_What is being asked:_
Only the lines from the one with "Output the text content of this document." onward are wanted, through the last line of the entries, set down exactly.

Records from a data collection:
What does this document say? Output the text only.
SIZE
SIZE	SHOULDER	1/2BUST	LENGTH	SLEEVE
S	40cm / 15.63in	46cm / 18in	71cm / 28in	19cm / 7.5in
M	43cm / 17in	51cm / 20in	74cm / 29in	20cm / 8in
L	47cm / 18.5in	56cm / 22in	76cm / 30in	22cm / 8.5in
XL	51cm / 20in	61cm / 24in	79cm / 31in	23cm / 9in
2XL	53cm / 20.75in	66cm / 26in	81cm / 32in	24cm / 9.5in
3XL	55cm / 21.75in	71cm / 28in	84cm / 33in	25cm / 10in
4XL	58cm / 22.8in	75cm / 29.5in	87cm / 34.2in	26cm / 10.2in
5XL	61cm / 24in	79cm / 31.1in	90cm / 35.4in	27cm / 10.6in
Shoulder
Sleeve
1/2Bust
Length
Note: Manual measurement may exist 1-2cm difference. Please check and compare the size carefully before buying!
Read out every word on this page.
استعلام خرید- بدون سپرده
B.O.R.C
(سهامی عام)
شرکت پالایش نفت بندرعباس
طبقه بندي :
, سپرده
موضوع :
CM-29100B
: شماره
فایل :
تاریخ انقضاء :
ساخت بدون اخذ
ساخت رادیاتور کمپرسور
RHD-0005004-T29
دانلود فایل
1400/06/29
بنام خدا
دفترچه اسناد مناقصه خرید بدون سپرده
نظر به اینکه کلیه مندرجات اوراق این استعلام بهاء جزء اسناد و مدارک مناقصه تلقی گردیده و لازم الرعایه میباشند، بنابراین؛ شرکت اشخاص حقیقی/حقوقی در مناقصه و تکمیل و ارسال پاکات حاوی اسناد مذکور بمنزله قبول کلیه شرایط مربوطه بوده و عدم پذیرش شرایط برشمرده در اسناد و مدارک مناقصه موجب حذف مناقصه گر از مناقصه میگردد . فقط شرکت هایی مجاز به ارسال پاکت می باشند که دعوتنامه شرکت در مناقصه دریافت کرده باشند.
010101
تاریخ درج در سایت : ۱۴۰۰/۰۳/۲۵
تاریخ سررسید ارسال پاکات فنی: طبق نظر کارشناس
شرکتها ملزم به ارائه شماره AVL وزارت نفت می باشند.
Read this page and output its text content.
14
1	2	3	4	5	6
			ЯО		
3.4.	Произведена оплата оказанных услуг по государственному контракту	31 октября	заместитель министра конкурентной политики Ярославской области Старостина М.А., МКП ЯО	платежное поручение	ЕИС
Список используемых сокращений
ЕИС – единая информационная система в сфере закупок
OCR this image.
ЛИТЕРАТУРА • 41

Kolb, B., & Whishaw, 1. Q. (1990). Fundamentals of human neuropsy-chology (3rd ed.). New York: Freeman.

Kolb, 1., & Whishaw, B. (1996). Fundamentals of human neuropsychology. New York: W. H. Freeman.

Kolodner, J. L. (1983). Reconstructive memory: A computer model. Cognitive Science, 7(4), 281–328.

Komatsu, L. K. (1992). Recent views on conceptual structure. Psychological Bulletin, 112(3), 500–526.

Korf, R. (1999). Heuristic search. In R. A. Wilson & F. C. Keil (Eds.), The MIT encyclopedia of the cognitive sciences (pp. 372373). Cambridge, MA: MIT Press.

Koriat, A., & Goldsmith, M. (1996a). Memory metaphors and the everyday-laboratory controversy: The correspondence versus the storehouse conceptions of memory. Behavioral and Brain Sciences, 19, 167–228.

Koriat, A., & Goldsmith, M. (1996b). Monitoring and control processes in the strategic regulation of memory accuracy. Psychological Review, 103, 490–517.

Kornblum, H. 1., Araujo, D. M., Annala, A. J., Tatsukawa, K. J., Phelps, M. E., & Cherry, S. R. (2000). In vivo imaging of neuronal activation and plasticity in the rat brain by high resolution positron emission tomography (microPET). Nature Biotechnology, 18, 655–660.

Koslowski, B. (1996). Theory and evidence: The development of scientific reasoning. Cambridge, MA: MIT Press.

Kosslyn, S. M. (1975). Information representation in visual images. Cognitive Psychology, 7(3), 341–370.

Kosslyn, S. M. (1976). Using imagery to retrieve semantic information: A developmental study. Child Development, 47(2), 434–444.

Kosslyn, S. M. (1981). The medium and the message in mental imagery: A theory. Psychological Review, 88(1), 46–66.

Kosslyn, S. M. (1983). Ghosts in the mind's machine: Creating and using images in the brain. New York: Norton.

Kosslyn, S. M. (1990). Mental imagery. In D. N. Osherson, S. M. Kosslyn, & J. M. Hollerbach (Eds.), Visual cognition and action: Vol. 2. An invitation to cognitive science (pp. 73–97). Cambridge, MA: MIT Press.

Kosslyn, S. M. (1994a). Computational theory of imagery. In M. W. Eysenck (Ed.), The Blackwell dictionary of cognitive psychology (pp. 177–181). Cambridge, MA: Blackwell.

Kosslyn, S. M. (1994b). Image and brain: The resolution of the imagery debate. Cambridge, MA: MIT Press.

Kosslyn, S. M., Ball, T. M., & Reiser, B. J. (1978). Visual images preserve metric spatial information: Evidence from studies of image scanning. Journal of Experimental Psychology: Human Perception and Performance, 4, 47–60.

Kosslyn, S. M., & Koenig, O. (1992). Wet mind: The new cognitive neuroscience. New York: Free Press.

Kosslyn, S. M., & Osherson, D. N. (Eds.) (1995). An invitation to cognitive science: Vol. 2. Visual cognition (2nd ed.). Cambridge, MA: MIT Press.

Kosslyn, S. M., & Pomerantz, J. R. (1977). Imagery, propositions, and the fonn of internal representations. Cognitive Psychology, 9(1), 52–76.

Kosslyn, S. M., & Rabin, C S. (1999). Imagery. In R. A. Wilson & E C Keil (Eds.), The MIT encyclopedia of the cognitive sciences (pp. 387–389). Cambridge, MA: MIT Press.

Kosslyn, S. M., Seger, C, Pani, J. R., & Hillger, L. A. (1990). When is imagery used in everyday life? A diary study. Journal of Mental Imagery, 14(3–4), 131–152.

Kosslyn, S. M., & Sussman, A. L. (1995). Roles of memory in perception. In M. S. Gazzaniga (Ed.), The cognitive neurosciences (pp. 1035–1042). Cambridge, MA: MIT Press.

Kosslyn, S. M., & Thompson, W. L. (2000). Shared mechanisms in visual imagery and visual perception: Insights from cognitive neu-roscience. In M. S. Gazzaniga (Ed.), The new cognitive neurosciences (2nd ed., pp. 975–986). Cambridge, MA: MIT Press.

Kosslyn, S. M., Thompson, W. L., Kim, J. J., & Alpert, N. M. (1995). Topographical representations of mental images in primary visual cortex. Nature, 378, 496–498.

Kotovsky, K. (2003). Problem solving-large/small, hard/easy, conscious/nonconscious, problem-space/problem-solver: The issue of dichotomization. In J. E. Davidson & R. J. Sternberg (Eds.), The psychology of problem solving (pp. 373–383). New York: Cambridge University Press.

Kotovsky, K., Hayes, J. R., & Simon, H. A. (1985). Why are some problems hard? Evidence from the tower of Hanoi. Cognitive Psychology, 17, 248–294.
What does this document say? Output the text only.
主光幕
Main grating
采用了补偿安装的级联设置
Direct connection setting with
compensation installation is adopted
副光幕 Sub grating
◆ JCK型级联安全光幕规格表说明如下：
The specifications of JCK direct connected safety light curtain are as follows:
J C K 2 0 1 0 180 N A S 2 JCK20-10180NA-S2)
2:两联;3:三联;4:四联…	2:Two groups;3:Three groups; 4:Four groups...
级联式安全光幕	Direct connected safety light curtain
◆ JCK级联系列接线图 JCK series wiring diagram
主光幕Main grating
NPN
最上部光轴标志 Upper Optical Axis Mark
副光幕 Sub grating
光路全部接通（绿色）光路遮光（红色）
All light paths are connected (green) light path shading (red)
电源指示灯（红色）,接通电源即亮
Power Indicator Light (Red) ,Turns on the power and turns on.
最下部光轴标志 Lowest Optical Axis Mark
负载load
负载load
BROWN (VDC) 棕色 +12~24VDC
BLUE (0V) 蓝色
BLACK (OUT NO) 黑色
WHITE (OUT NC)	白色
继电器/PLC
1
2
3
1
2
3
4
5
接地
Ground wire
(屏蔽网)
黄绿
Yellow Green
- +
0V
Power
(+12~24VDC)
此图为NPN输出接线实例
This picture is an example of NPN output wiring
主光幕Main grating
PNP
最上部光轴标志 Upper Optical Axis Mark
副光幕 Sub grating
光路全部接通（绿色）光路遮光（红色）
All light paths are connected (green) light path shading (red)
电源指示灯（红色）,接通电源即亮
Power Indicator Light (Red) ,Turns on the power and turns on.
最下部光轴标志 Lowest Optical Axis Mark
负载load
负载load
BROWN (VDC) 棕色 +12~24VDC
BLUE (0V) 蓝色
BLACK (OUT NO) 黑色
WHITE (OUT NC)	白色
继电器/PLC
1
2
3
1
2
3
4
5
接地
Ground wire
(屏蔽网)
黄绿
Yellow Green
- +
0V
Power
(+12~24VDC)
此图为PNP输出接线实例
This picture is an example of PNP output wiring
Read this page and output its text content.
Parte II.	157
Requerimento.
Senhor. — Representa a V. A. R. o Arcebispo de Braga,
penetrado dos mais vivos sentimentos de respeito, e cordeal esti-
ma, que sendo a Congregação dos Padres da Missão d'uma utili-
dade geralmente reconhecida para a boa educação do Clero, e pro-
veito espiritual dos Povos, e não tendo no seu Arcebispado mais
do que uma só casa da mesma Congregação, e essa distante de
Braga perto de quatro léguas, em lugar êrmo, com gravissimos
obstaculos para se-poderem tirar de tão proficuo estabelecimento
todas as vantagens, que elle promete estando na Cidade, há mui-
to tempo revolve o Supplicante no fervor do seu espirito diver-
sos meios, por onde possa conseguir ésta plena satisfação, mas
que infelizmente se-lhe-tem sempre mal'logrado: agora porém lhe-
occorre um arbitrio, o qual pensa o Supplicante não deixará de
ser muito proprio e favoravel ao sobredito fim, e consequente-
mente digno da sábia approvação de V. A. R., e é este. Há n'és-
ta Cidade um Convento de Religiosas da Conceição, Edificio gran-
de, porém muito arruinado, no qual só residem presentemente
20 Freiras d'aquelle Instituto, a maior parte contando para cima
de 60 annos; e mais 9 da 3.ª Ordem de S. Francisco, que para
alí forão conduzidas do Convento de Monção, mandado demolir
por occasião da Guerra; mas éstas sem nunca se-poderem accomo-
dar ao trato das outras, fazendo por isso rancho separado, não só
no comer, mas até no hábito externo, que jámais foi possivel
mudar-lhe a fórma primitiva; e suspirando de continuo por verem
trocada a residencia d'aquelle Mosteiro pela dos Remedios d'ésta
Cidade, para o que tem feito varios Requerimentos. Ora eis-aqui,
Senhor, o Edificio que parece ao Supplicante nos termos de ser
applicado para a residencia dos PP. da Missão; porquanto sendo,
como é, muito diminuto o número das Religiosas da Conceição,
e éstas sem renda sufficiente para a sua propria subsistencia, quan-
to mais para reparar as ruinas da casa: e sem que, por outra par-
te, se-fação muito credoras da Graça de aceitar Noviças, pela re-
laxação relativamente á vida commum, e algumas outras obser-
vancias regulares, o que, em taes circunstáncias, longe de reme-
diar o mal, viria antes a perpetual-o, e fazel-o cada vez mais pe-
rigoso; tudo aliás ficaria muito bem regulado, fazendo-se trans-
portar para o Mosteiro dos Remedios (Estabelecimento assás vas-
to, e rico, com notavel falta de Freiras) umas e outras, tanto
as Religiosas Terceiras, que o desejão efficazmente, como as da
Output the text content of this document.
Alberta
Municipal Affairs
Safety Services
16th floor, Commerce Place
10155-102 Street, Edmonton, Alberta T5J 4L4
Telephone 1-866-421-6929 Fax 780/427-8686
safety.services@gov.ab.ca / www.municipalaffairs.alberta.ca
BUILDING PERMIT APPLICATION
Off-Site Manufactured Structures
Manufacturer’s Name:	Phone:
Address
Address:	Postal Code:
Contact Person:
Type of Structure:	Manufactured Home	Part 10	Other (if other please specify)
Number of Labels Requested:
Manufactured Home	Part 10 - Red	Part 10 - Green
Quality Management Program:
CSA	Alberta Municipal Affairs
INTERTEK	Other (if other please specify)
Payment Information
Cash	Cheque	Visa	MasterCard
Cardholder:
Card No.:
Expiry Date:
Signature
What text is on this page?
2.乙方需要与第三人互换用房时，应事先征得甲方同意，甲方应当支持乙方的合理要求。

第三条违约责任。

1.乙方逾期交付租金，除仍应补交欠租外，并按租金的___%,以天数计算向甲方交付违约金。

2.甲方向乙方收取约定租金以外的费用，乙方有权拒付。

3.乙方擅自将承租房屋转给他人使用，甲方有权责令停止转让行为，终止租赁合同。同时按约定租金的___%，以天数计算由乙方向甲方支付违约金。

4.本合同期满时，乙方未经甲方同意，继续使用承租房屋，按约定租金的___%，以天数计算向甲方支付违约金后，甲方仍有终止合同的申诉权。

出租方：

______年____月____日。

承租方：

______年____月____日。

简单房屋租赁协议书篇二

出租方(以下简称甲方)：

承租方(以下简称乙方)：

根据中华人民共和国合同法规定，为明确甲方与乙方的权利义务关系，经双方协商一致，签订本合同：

_Written response:_
Output the text content of this document.
Alberta
Municipal Affairs
Safety Services
16th floor, Commerce Place
10155-102 Street, Edmonton, Alberta T5J 4L4
Telephone 1-866-421-6929 Fax 780/427-8686
safety.services@gov.ab.ca / www.municipalaffairs.alberta.ca
BUILDING PERMIT APPLICATION
Off-Site Manufactured Structures
Manufacturer’s Name:	Phone:
Address
Address:	Postal Code:
Contact Person:
Type of Structure:	Manufactured Home	Part 10	Other (if other please specify)
Number of Labels Requested:
Manufactured Home	Part 10 - Red	Part 10 - Green
Quality Management Program:
CSA	Alberta Municipal Affairs
INTERTEK	Other (if other please specify)
Payment Information
Cash	Cheque	Visa	MasterCard
Cardholder:
Card No.:
Expiry Date:
Signature
What text is on this page?
2.乙方需要与第三人互换用房时，应事先征得甲方同意，甲方应当支持乙方的合理要求。

第三条违约责任。

1.乙方逾期交付租金，除仍应补交欠租外，并按租金的___%,以天数计算向甲方交付违约金。

2.甲方向乙方收取约定租金以外的费用，乙方有权拒付。

3.乙方擅自将承租房屋转给他人使用，甲方有权责令停止转让行为，终止租赁合同。同时按约定租金的___%，以天数计算由乙方向甲方支付违约金。

4.本合同期满时，乙方未经甲方同意，继续使用承租房屋，按约定租金的___%，以天数计算向甲方支付违约金后，甲方仍有终止合同的申诉权。

出租方：

______年____月____日。

承租方：

______年____月____日。

简单房屋租赁协议书篇二

出租方(以下简称甲方)：

承租方(以下简称乙方)：

根据中华人民共和国合同法规定，为明确甲方与乙方的权利义务关系，经双方协商一致，签订本合同：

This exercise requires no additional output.